What needs to be done
Copy, in full, each line of the material that holds the word "OPERATING".

Given records

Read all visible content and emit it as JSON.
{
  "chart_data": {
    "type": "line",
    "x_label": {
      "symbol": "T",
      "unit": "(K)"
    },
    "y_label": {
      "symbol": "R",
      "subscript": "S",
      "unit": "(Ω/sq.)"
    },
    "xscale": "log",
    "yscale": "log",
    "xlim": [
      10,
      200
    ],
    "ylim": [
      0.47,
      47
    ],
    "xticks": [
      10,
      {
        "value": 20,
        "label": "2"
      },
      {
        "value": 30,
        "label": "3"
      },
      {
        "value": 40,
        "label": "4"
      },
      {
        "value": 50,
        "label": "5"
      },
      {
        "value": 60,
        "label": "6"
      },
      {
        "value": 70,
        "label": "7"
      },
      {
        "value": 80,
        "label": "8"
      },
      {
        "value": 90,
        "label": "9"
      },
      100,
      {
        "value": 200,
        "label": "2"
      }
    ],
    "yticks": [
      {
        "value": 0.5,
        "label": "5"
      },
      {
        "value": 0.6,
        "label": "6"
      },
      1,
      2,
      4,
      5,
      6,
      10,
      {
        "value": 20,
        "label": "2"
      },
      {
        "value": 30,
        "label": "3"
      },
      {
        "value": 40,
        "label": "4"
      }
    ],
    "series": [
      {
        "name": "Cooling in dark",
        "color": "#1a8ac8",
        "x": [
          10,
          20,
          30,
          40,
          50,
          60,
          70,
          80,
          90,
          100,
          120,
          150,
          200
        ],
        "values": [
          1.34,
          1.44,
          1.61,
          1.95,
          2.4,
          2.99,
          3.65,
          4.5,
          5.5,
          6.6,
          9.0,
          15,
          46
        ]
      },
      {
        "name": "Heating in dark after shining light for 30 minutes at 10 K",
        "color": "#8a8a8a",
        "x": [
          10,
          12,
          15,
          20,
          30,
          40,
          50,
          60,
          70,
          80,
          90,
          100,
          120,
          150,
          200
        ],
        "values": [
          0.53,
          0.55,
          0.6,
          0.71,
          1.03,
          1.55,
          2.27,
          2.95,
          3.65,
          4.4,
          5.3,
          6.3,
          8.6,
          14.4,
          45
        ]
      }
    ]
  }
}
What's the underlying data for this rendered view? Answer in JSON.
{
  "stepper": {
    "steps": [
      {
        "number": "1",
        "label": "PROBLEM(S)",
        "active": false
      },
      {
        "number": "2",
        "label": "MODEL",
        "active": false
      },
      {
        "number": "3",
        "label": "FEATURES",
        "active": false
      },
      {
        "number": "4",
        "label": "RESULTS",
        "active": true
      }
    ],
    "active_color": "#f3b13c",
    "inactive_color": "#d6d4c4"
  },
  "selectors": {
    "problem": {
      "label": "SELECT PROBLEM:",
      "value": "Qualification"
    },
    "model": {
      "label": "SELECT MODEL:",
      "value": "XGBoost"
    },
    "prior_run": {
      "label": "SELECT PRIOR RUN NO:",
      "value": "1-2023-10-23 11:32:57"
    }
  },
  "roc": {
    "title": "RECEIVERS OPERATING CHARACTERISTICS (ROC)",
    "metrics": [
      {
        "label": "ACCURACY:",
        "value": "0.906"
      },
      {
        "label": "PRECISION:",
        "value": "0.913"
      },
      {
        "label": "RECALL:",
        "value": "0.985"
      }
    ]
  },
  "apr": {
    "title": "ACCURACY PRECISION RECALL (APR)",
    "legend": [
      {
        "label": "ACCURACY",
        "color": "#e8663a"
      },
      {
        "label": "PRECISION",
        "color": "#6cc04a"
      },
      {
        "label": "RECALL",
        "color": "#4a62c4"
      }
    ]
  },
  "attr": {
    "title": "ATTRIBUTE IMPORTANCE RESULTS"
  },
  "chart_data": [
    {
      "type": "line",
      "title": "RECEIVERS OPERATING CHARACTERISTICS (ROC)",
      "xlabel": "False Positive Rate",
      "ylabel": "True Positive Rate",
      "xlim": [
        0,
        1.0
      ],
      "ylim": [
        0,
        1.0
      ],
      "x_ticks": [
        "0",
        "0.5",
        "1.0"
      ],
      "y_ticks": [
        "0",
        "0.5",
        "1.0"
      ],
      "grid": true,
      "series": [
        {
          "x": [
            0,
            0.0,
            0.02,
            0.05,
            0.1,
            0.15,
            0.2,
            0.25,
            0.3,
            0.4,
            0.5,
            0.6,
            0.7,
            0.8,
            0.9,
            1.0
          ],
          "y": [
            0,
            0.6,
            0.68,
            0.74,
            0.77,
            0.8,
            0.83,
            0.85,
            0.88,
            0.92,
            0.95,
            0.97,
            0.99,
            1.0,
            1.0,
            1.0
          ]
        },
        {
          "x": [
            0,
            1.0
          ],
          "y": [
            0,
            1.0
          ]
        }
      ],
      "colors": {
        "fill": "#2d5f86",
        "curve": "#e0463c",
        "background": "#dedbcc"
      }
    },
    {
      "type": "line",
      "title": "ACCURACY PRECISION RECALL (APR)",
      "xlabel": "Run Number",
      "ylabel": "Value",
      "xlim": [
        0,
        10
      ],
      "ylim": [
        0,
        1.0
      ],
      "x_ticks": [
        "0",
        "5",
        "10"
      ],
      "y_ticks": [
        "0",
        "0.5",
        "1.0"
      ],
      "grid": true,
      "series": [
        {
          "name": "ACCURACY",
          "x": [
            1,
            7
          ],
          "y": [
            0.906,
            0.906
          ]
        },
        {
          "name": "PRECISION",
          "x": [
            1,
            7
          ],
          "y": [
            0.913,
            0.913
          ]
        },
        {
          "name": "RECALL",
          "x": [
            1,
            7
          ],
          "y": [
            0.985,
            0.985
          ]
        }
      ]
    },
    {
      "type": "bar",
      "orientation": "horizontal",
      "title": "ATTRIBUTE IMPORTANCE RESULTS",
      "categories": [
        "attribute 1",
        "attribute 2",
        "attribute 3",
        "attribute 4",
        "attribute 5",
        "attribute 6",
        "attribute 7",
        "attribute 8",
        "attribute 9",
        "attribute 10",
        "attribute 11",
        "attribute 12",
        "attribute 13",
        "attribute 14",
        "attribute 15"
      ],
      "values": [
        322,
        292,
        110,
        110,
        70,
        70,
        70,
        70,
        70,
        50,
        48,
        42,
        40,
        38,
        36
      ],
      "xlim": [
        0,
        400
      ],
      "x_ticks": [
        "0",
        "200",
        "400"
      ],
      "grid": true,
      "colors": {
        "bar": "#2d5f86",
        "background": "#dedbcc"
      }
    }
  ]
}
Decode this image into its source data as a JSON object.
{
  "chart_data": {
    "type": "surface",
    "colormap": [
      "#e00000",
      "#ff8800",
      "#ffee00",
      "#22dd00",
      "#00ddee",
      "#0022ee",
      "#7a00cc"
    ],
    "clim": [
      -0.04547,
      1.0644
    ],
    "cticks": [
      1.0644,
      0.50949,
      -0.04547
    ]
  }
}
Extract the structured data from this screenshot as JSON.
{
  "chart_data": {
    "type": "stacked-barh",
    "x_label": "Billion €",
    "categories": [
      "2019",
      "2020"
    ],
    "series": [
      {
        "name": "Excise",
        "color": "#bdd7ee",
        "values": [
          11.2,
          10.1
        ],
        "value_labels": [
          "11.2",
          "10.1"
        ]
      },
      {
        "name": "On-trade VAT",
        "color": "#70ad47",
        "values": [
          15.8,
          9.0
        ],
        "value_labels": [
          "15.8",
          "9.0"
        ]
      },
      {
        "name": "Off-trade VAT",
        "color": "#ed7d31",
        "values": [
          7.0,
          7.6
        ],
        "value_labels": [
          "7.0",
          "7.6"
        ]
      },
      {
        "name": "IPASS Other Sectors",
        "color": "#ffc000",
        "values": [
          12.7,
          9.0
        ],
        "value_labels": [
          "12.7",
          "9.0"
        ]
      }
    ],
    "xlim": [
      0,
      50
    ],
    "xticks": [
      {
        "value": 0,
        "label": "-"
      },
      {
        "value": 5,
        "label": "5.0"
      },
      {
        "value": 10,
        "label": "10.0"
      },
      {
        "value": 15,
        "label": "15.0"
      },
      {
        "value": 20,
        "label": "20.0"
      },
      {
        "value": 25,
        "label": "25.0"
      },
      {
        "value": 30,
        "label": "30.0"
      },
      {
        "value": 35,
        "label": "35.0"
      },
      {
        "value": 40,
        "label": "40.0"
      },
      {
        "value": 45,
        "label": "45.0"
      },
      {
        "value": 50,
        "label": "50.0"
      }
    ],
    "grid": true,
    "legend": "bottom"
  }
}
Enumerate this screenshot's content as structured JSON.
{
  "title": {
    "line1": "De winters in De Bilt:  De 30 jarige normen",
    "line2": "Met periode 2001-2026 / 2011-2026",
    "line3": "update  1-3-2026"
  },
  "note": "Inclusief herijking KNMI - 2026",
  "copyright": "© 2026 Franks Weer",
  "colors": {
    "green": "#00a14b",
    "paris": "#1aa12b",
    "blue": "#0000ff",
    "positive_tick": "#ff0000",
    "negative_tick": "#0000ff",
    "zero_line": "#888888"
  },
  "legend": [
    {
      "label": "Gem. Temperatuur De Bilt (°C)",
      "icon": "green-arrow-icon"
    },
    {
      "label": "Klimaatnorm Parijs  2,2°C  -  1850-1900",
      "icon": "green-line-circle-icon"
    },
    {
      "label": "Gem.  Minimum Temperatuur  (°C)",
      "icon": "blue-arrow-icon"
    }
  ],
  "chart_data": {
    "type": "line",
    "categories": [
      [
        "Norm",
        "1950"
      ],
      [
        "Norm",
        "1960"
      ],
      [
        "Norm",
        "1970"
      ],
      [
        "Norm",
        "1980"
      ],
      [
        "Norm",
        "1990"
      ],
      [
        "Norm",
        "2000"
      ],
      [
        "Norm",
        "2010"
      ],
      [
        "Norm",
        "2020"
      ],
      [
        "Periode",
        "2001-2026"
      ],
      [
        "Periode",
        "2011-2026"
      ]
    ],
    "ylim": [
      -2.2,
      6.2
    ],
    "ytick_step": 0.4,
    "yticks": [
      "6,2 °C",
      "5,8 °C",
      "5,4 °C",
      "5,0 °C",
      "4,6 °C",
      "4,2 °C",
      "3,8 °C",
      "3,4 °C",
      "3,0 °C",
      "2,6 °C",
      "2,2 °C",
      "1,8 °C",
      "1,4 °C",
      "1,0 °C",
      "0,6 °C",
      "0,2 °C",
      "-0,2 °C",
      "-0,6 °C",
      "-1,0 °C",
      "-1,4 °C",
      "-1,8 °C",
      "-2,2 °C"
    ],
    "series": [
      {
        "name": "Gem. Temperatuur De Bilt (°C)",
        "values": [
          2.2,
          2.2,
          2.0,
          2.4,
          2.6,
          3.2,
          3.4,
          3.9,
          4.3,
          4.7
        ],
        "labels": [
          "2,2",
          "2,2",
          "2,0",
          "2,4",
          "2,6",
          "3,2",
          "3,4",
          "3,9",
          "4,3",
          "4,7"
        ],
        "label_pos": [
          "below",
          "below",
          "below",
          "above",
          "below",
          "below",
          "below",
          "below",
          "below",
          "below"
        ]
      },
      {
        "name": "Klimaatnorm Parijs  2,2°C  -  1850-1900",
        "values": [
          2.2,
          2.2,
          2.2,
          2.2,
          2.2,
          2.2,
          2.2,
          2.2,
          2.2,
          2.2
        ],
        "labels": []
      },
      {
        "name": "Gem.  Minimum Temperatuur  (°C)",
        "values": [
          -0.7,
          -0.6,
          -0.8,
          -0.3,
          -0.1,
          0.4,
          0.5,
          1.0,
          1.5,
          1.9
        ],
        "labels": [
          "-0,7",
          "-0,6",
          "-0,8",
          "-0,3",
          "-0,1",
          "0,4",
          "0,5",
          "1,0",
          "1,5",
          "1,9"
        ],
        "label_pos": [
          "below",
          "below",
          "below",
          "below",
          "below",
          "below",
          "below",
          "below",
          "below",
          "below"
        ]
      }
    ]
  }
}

Solution to this exercise
    "title": "RECEIVERS OPERATING CHARACTERISTICS (ROC)",
      "title": "RECEIVERS OPERATING CHARACTERISTICS (ROC)",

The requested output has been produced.